# Problem to solve:
Show all lines from the data that include the word "legend".

# Extracted information:
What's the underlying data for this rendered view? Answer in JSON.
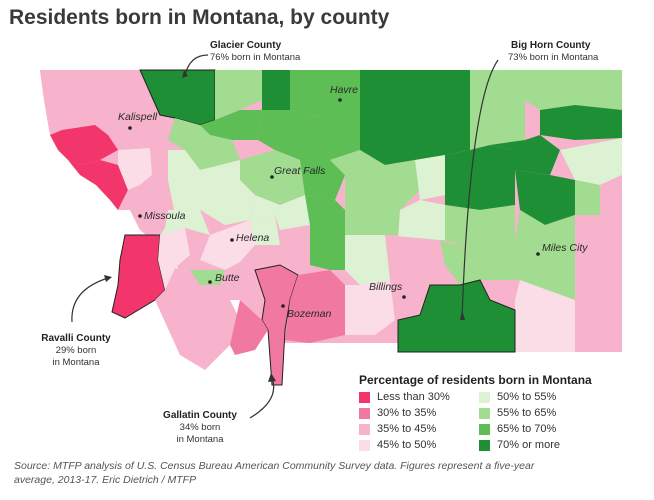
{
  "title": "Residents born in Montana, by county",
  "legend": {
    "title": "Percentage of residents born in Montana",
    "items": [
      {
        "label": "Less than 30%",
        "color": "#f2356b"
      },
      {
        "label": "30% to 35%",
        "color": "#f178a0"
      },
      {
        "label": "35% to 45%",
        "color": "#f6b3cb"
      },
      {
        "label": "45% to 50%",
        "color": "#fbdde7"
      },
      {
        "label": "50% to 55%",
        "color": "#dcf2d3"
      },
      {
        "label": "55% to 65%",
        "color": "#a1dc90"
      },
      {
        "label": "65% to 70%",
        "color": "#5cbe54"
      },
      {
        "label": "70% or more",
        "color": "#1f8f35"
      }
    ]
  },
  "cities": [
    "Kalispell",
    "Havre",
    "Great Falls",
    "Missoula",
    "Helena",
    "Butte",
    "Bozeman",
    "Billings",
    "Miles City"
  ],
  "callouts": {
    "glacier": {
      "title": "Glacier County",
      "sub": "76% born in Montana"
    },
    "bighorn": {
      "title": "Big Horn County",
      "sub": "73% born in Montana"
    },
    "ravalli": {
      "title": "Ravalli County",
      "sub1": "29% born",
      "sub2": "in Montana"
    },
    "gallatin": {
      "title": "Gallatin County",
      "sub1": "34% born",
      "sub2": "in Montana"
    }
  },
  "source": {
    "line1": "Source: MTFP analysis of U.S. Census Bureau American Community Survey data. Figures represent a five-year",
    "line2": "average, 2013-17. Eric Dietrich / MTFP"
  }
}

...

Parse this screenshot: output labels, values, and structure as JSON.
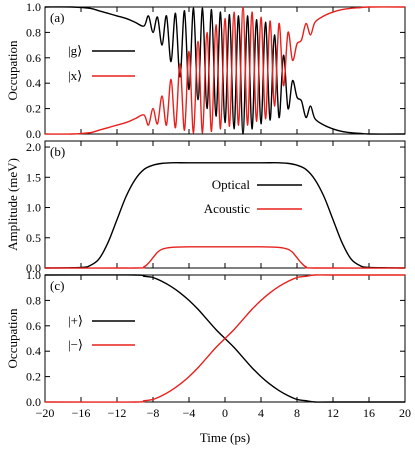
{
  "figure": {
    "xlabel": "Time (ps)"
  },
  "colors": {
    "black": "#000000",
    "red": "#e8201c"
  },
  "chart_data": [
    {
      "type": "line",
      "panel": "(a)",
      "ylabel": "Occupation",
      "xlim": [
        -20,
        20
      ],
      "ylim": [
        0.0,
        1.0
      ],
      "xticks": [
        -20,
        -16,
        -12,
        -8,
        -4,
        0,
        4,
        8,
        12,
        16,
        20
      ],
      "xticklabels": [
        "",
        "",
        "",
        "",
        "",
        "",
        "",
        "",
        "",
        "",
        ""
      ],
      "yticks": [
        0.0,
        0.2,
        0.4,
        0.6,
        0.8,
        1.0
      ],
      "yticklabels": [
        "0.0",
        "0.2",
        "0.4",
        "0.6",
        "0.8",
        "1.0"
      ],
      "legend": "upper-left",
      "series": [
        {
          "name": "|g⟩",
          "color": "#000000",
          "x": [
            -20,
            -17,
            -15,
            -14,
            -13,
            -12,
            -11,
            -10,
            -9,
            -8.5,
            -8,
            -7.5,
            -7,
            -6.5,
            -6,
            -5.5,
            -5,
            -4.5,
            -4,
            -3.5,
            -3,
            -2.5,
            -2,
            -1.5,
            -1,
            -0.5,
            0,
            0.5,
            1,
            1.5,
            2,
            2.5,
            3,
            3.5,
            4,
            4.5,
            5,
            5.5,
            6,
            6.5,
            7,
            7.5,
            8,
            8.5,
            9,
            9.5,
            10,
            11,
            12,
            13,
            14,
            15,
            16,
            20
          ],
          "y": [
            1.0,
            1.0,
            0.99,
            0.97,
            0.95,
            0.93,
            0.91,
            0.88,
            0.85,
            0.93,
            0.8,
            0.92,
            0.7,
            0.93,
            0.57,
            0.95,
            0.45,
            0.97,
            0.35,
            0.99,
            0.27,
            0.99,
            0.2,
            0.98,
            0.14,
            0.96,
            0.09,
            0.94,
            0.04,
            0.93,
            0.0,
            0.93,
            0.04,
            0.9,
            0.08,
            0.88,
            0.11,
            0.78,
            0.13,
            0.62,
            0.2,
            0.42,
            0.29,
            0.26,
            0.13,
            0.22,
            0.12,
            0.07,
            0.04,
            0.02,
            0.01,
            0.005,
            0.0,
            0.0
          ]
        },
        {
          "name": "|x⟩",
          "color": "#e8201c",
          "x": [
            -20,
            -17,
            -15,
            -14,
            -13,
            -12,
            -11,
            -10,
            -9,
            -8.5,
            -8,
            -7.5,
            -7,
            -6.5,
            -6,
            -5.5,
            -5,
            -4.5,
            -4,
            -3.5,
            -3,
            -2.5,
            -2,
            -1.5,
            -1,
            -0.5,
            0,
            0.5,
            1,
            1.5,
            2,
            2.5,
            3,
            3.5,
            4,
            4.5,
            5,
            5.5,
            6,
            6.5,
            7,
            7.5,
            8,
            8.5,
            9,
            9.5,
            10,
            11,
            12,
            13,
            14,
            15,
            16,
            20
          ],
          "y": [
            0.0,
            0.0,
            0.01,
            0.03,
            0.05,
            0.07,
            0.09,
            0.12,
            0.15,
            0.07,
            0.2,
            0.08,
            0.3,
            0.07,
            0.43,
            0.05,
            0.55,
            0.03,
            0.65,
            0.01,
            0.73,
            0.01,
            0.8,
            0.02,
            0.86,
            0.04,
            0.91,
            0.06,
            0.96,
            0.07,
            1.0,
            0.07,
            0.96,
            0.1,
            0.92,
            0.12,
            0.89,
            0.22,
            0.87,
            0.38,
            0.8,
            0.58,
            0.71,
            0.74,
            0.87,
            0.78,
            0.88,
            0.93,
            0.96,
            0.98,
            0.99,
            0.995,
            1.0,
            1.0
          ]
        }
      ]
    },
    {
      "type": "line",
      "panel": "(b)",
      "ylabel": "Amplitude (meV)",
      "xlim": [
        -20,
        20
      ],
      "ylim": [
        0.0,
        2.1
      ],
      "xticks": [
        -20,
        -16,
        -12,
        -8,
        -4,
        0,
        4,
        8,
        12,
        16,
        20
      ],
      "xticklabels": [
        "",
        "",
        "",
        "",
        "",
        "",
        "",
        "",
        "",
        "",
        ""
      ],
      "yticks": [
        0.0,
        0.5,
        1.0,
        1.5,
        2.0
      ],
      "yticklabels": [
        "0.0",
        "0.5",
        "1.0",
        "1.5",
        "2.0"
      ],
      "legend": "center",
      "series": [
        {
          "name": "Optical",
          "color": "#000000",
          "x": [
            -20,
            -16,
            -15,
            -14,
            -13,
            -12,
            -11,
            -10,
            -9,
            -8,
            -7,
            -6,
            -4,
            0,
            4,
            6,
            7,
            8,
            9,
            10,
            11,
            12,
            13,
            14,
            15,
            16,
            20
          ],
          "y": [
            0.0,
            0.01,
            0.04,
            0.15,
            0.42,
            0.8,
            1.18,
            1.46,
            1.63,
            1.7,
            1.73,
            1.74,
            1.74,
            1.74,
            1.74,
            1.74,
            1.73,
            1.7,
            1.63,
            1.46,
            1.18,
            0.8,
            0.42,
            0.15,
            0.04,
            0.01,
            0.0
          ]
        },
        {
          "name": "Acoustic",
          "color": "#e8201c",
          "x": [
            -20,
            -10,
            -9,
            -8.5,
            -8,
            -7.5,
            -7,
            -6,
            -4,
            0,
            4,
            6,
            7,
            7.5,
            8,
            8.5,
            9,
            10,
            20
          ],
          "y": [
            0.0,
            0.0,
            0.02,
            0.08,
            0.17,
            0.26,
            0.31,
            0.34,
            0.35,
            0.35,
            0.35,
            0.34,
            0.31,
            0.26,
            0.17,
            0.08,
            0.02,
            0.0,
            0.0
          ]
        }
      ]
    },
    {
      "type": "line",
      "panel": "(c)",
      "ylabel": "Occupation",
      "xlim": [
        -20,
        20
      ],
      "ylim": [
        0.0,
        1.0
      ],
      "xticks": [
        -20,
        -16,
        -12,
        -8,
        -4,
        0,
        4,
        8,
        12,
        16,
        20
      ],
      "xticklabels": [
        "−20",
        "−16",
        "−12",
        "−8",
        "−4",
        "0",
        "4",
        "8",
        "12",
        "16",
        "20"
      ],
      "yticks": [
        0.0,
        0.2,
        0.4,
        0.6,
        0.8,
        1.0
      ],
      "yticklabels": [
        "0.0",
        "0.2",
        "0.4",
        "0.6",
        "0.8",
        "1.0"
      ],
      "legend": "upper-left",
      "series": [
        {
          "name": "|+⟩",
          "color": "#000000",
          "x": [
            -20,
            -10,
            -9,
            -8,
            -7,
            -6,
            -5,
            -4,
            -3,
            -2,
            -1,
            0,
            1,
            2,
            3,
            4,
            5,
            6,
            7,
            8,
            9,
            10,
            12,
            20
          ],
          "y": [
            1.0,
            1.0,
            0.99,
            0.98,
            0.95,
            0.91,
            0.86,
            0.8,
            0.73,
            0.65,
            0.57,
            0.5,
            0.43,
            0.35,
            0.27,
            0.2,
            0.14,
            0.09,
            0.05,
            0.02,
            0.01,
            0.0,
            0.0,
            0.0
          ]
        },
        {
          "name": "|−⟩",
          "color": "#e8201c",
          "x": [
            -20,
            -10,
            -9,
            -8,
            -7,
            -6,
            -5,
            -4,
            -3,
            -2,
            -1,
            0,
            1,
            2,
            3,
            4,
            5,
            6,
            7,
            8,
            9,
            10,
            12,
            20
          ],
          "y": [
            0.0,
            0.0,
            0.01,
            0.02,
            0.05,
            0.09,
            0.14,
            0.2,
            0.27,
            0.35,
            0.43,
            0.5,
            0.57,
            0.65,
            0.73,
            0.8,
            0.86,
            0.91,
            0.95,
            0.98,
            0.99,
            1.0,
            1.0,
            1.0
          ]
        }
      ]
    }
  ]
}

# The solution:
  "legend": {
      "legend": "upper-left",
      "legend": "center",
      "legend": "upper-left",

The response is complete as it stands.